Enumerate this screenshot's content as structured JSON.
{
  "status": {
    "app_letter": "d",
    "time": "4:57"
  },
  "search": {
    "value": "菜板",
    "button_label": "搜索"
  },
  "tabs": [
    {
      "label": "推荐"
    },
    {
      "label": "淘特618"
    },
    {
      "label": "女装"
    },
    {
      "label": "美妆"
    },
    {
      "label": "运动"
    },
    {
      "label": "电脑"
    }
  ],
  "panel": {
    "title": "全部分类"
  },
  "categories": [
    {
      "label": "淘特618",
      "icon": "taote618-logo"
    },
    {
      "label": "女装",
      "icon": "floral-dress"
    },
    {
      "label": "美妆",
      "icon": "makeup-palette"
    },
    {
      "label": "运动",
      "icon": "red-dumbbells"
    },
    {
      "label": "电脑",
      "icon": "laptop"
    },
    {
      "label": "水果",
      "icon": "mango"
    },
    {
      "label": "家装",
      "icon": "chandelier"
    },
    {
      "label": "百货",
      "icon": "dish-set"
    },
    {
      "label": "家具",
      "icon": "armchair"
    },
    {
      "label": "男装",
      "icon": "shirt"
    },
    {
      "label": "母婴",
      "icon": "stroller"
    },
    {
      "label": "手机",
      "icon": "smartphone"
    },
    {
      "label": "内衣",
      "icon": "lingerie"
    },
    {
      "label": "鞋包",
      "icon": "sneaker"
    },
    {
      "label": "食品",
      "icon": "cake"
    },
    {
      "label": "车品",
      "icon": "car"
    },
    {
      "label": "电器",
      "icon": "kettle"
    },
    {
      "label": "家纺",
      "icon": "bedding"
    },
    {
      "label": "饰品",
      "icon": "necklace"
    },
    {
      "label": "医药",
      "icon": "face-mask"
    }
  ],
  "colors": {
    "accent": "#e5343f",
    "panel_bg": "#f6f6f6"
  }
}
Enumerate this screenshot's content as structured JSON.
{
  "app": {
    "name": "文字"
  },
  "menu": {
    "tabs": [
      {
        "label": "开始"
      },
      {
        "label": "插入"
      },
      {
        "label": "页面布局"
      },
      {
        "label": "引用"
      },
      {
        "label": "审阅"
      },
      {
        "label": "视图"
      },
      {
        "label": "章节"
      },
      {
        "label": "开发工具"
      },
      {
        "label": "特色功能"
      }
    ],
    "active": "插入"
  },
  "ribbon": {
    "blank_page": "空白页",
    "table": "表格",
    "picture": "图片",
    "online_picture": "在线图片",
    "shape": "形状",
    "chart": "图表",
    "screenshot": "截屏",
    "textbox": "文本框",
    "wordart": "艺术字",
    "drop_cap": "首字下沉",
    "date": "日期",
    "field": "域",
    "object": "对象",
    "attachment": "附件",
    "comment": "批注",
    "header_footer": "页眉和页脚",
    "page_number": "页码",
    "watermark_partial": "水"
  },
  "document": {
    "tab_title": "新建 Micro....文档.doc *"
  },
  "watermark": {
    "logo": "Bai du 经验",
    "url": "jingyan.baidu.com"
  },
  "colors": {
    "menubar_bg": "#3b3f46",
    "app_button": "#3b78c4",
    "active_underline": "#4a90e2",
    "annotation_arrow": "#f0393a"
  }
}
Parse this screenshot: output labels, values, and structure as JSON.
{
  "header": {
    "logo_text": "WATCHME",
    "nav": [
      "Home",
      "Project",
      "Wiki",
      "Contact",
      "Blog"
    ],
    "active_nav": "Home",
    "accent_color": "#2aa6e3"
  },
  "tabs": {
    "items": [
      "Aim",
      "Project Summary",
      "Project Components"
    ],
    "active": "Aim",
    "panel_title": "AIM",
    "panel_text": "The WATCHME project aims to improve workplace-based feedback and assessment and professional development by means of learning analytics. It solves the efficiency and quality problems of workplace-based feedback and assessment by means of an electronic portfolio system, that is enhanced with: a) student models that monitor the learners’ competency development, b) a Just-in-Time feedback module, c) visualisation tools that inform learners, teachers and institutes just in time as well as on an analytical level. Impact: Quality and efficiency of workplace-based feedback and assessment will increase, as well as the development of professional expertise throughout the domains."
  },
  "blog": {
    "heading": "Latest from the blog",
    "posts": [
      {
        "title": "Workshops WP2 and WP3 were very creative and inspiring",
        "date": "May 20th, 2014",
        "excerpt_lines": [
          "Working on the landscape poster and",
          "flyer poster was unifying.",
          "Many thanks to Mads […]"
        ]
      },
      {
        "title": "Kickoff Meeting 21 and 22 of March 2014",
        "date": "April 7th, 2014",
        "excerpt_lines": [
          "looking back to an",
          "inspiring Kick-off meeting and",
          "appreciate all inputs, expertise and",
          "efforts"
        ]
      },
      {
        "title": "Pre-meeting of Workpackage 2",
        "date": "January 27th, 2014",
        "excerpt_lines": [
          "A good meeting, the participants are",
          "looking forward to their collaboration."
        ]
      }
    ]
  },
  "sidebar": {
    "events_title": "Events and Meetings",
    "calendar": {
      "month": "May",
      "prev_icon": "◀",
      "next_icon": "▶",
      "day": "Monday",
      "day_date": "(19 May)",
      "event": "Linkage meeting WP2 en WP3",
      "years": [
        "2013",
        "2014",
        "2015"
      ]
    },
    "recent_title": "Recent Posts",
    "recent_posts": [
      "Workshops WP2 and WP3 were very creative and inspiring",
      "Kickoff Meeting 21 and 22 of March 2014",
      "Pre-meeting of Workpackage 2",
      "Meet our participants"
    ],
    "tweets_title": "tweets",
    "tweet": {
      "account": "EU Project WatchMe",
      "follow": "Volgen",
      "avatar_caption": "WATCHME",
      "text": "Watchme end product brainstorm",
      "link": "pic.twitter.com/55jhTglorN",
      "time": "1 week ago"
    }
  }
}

◇ ◇ ◇

*PROBLEM TO WORK ON*
Quote all the records exactly, please, leaving none out.

*FULL ANSWER*
Enumerate this screenshot's content as structured JSON.
{
  "status": {
    "app_letter": "d",
    "time": "4:57"
  },
  "search": {
    "value": "菜板",
    "button_label": "搜索"
  },
  "tabs": [
    {
      "label": "推荐"
    },
    {
      "label": "淘特618"
    },
    {
      "label": "女装"
    },
    {
      "label": "美妆"
    },
    {
      "label": "运动"
    },
    {
      "label": "电脑"
    }
  ],
  "panel": {
    "title": "全部分类"
  },
  "categories": [
    {
      "label": "淘特618",
      "icon": "taote618-logo"
    },
    {
      "label": "女装",
      "icon": "floral-dress"
    },
    {
      "label": "美妆",
      "icon": "makeup-palette"
    },
    {
      "label": "运动",
      "icon": "red-dumbbells"
    },
    {
      "label": "电脑",
      "icon": "laptop"
    },
    {
      "label": "水果",
      "icon": "mango"
    },
    {
      "label": "家装",
      "icon": "chandelier"
    },
    {
      "label": "百货",
      "icon": "dish-set"
    },
    {
      "label": "家具",
      "icon": "armchair"
    },
    {
      "label": "男装",
      "icon": "shirt"
    },
    {
      "label": "母婴",
      "icon": "stroller"
    },
    {
      "label": "手机",
      "icon": "smartphone"
    },
    {
      "label": "内衣",
      "icon": "lingerie"
    },
    {
      "label": "鞋包",
      "icon": "sneaker"
    },
    {
      "label": "食品",
      "icon": "cake"
    },
    {
      "label": "车品",
      "icon": "car"
    },
    {
      "label": "电器",
      "icon": "kettle"
    },
    {
      "label": "家纺",
      "icon": "bedding"
    },
    {
      "label": "饰品",
      "icon": "necklace"
    },
    {
      "label": "医药",
      "icon": "face-mask"
    }
  ],
  "colors": {
    "accent": "#e5343f",
    "panel_bg": "#f6f6f6"
  }
}
Enumerate this screenshot's content as structured JSON.
{
  "app": {
    "name": "文字"
  },
  "menu": {
    "tabs": [
      {
        "label": "开始"
      },
      {
        "label": "插入"
      },
      {
        "label": "页面布局"
      },
      {
        "label": "引用"
      },
      {
        "label": "审阅"
      },
      {
        "label": "视图"
      },
      {
        "label": "章节"
      },
      {
        "label": "开发工具"
      },
      {
        "label": "特色功能"
      }
    ],
    "active": "插入"
  },
  "ribbon": {
    "blank_page": "空白页",
    "table": "表格",
    "picture": "图片",
    "online_picture": "在线图片",
    "shape": "形状",
    "chart": "图表",
    "screenshot": "截屏",
    "textbox": "文本框",
    "wordart": "艺术字",
    "drop_cap": "首字下沉",
    "date": "日期",
    "field": "域",
    "object": "对象",
    "attachment": "附件",
    "comment": "批注",
    "header_footer": "页眉和页脚",
    "page_number": "页码",
    "watermark_partial": "水"
  },
  "document": {
    "tab_title": "新建 Micro....文档.doc *"
  },
  "watermark": {
    "logo": "Bai du 经验",
    "url": "jingyan.baidu.com"
  },
  "colors": {
    "menubar_bg": "#3b3f46",
    "app_button": "#3b78c4",
    "active_underline": "#4a90e2",
    "annotation_arrow": "#f0393a"
  }
}
Parse this screenshot: output labels, values, and structure as JSON.
{
  "header": {
    "logo_text": "WATCHME",
    "nav": [
      "Home",
      "Project",
      "Wiki",
      "Contact",
      "Blog"
    ],
    "active_nav": "Home",
    "accent_color": "#2aa6e3"
  },
  "tabs": {
    "items": [
      "Aim",
      "Project Summary",
      "Project Components"
    ],
    "active": "Aim",
    "panel_title": "AIM",
    "panel_text": "The WATCHME project aims to improve workplace-based feedback and assessment and professional development by means of learning analytics. It solves the efficiency and quality problems of workplace-based feedback and assessment by means of an electronic portfolio system, that is enhanced with: a) student models that monitor the learners’ competency development, b) a Just-in-Time feedback module, c) visualisation tools that inform learners, teachers and institutes just in time as well as on an analytical level. Impact: Quality and efficiency of workplace-based feedback and assessment will increase, as well as the development of professional expertise throughout the domains."
  },
  "blog": {
    "heading": "Latest from the blog",
    "posts": [
      {
        "title": "Workshops WP2 and WP3 were very creative and inspiring",
        "date": "May 20th, 2014",
        "excerpt_lines": [
          "Working on the landscape poster and",
          "flyer poster was unifying.",
          "Many thanks to Mads […]"
        ]
      },
      {
        "title": "Kickoff Meeting 21 and 22 of March 2014",
        "date": "April 7th, 2014",
        "excerpt_lines": [
          "looking back to an",
          "inspiring Kick-off meeting and",
          "appreciate all inputs, expertise and",
          "efforts"
        ]
      },
      {
        "title": "Pre-meeting of Workpackage 2",
        "date": "January 27th, 2014",
        "excerpt_lines": [
          "A good meeting, the participants are",
          "looking forward to their collaboration."
        ]
      }
    ]
  },
  "sidebar": {
    "events_title": "Events and Meetings",
    "calendar": {
      "month": "May",
      "prev_icon": "◀",
      "next_icon": "▶",
      "day": "Monday",
      "day_date": "(19 May)",
      "event": "Linkage meeting WP2 en WP3",
      "years": [
        "2013",
        "2014",
        "2015"
      ]
    },
    "recent_title": "Recent Posts",
    "recent_posts": [
      "Workshops WP2 and WP3 were very creative and inspiring",
      "Kickoff Meeting 21 and 22 of March 2014",
      "Pre-meeting of Workpackage 2",
      "Meet our participants"
    ],
    "tweets_title": "tweets",
    "tweet": {
      "account": "EU Project WatchMe",
      "follow": "Volgen",
      "avatar_caption": "WATCHME",
      "text": "Watchme end product brainstorm",
      "link": "pic.twitter.com/55jhTglorN",
      "time": "1 week ago"
    }
  }
}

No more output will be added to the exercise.